── DATA FOR THE TASK

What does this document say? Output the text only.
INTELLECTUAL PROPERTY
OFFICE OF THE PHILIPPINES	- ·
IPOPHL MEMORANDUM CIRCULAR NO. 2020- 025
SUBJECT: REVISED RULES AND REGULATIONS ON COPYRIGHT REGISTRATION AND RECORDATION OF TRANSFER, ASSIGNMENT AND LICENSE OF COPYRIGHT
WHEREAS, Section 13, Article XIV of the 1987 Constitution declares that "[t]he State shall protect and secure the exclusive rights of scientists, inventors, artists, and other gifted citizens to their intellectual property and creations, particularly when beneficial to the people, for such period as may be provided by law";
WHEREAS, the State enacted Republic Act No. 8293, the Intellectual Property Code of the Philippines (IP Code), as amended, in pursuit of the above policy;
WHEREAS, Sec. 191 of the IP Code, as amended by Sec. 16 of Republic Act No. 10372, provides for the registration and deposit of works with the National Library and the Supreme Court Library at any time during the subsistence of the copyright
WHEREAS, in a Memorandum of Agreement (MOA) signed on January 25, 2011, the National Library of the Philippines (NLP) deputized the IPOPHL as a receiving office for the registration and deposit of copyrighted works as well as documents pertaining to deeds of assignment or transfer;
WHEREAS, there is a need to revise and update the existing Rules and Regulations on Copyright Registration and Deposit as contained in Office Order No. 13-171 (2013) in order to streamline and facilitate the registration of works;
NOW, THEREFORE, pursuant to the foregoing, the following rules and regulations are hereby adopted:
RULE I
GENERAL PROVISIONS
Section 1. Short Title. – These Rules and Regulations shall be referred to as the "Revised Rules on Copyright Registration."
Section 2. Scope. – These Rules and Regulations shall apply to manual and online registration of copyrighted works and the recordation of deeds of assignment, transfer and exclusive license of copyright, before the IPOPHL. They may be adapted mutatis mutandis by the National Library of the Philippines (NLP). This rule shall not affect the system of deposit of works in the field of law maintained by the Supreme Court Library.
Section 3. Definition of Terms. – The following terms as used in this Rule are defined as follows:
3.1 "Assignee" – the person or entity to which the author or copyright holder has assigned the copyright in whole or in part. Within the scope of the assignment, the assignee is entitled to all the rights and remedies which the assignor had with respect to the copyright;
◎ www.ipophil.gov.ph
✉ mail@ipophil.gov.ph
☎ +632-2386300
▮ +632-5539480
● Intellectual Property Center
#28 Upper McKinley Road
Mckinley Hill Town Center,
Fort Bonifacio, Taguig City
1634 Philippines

────

▸ **WHAT THE TASK REQUIRES**
Pull out every line of the records above that contains the word "with".

▸ **RESPONSE TO THIS EXERCISE**
WHEREAS, Sec. 191 of the IP Code, as amended by Sec. 16 of Republic Act No. 10372, provides for the registration and deposit of works with the National Library and the Supreme Court Library at any time during the subsistence of the copyright
3.1 "Assignee" – the person or entity to which the author or copyright holder has assigned the copyright in whole or in part. Within the scope of the assignment, the assignee is entitled to all the rights and remedies which the assignor had with respect to the copyright;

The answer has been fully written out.